== What you should do ==
Identify the lines that contain the string "Humidity" and copy all of them.

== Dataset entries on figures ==
----

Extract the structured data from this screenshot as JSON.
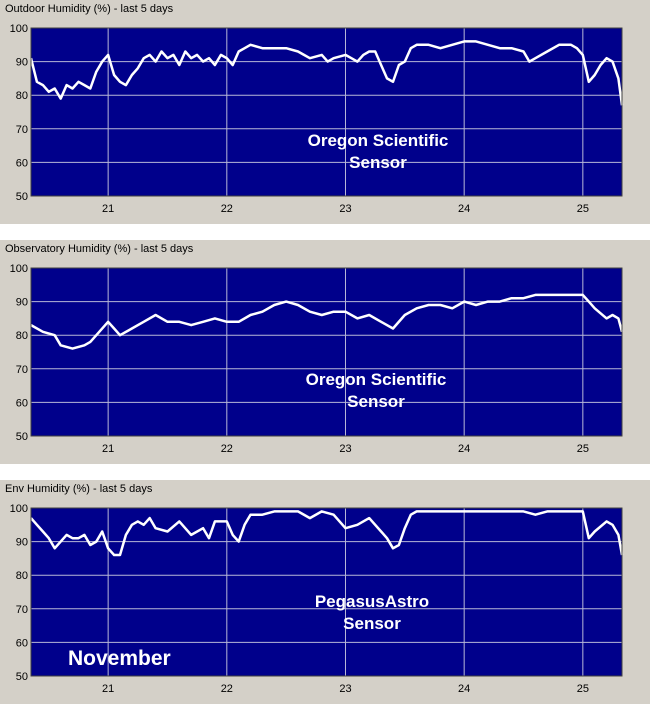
{
  "colors": {
    "panel_bg": "#d4d0c8",
    "plot_bg": "#00008b",
    "line": "#ffffff",
    "grid": "#b8b8d8"
  },
  "month_label": "November",
  "chart_data": [
    {
      "type": "line",
      "title": "Outdoor Humidity (%) - last 5 days",
      "xlabel": "",
      "ylabel": "",
      "xlim": [
        20.35,
        25.33
      ],
      "ylim": [
        50,
        100
      ],
      "x_ticks": [
        "21",
        "22",
        "23",
        "24",
        "25"
      ],
      "y_ticks": [
        "100",
        "90",
        "80",
        "70",
        "60",
        "50"
      ],
      "annotation": [
        "Oregon Scientific",
        "Sensor"
      ],
      "grid": true,
      "series": [
        {
          "x": [
            20.35,
            20.4,
            20.45,
            20.5,
            20.55,
            20.6,
            20.65,
            20.7,
            20.75,
            20.8,
            20.85,
            20.9,
            20.95,
            21.0,
            21.05,
            21.1,
            21.15,
            21.2,
            21.25,
            21.3,
            21.35,
            21.4,
            21.45,
            21.5,
            21.55,
            21.6,
            21.65,
            21.7,
            21.75,
            21.8,
            21.85,
            21.9,
            21.95,
            22.0,
            22.05,
            22.1,
            22.15,
            22.2,
            22.3,
            22.4,
            22.5,
            22.6,
            22.65,
            22.7,
            22.8,
            22.85,
            22.9,
            23.0,
            23.05,
            23.1,
            23.15,
            23.2,
            23.25,
            23.3,
            23.35,
            23.4,
            23.45,
            23.5,
            23.55,
            23.6,
            23.7,
            23.8,
            23.9,
            24.0,
            24.1,
            24.2,
            24.3,
            24.4,
            24.5,
            24.55,
            24.6,
            24.7,
            24.8,
            24.9,
            24.95,
            25.0,
            25.05,
            25.1,
            25.15,
            25.2,
            25.25,
            25.3,
            25.33
          ],
          "y": [
            91,
            84,
            83,
            81,
            82,
            79,
            83,
            82,
            84,
            83,
            82,
            87,
            90,
            92,
            86,
            84,
            83,
            86,
            88,
            91,
            92,
            90,
            93,
            91,
            92,
            89,
            93,
            91,
            92,
            90,
            91,
            89,
            92,
            91,
            89,
            93,
            94,
            95,
            94,
            94,
            94,
            93,
            92,
            91,
            92,
            90,
            91,
            92,
            91,
            90,
            92,
            93,
            93,
            89,
            85,
            84,
            89,
            90,
            94,
            95,
            95,
            94,
            95,
            96,
            96,
            95,
            94,
            94,
            93,
            90,
            91,
            93,
            95,
            95,
            94,
            92,
            84,
            86,
            89,
            91,
            90,
            85,
            77
          ]
        }
      ]
    },
    {
      "type": "line",
      "title": "Observatory Humidity (%) - last 5 days",
      "xlabel": "",
      "ylabel": "",
      "xlim": [
        20.35,
        25.33
      ],
      "ylim": [
        50,
        100
      ],
      "x_ticks": [
        "21",
        "22",
        "23",
        "24",
        "25"
      ],
      "y_ticks": [
        "100",
        "90",
        "80",
        "70",
        "60",
        "50"
      ],
      "annotation": [
        "Oregon Scientific",
        "Sensor"
      ],
      "grid": true,
      "series": [
        {
          "x": [
            20.35,
            20.45,
            20.55,
            20.6,
            20.7,
            20.8,
            20.85,
            20.9,
            21.0,
            21.05,
            21.1,
            21.2,
            21.3,
            21.4,
            21.5,
            21.6,
            21.7,
            21.8,
            21.9,
            22.0,
            22.05,
            22.1,
            22.2,
            22.3,
            22.4,
            22.5,
            22.6,
            22.7,
            22.8,
            22.9,
            23.0,
            23.1,
            23.2,
            23.3,
            23.4,
            23.5,
            23.6,
            23.7,
            23.8,
            23.9,
            24.0,
            24.1,
            24.2,
            24.3,
            24.4,
            24.5,
            24.6,
            24.7,
            24.8,
            24.9,
            25.0,
            25.05,
            25.1,
            25.2,
            25.25,
            25.3,
            25.33
          ],
          "y": [
            83,
            81,
            80,
            77,
            76,
            77,
            78,
            80,
            84,
            82,
            80,
            82,
            84,
            86,
            84,
            84,
            83,
            84,
            85,
            84,
            84,
            84,
            86,
            87,
            89,
            90,
            89,
            87,
            86,
            87,
            87,
            85,
            86,
            84,
            82,
            86,
            88,
            89,
            89,
            88,
            90,
            89,
            90,
            90,
            91,
            91,
            92,
            92,
            92,
            92,
            92,
            90,
            88,
            85,
            86,
            85,
            81
          ]
        }
      ]
    },
    {
      "type": "line",
      "title": "Env Humidity (%) - last 5 days",
      "xlabel": "",
      "ylabel": "",
      "xlim": [
        20.35,
        25.33
      ],
      "ylim": [
        50,
        100
      ],
      "x_ticks": [
        "21",
        "22",
        "23",
        "24",
        "25"
      ],
      "y_ticks": [
        "100",
        "90",
        "80",
        "70",
        "60",
        "50"
      ],
      "annotation": [
        "PegasusAstro",
        "Sensor"
      ],
      "grid": true,
      "series": [
        {
          "x": [
            20.35,
            20.4,
            20.45,
            20.5,
            20.55,
            20.6,
            20.65,
            20.7,
            20.75,
            20.8,
            20.85,
            20.9,
            20.95,
            21.0,
            21.05,
            21.1,
            21.15,
            21.2,
            21.25,
            21.3,
            21.35,
            21.4,
            21.5,
            21.6,
            21.7,
            21.8,
            21.85,
            21.9,
            22.0,
            22.05,
            22.1,
            22.15,
            22.2,
            22.3,
            22.4,
            22.5,
            22.6,
            22.7,
            22.8,
            22.9,
            23.0,
            23.1,
            23.2,
            23.3,
            23.35,
            23.4,
            23.45,
            23.5,
            23.55,
            23.6,
            23.7,
            23.8,
            23.9,
            24.0,
            24.1,
            24.2,
            24.3,
            24.4,
            24.5,
            24.6,
            24.7,
            24.8,
            24.9,
            25.0,
            25.05,
            25.1,
            25.2,
            25.25,
            25.3,
            25.33
          ],
          "y": [
            97,
            95,
            93,
            91,
            88,
            90,
            92,
            91,
            91,
            92,
            89,
            90,
            93,
            88,
            86,
            86,
            92,
            95,
            96,
            95,
            97,
            94,
            93,
            96,
            92,
            94,
            91,
            96,
            96,
            92,
            90,
            95,
            98,
            98,
            99,
            99,
            99,
            97,
            99,
            98,
            94,
            95,
            97,
            93,
            91,
            88,
            89,
            94,
            98,
            99,
            99,
            99,
            99,
            99,
            99,
            99,
            99,
            99,
            99,
            98,
            99,
            99,
            99,
            99,
            91,
            93,
            96,
            95,
            92,
            86
          ]
        }
      ]
    }
  ]
}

----

== Answer to this exercise ==
      "title": "Outdoor Humidity (%) - last 5 days",
      "title": "Observatory Humidity (%) - last 5 days",
      "title": "Env Humidity (%) - last 5 days",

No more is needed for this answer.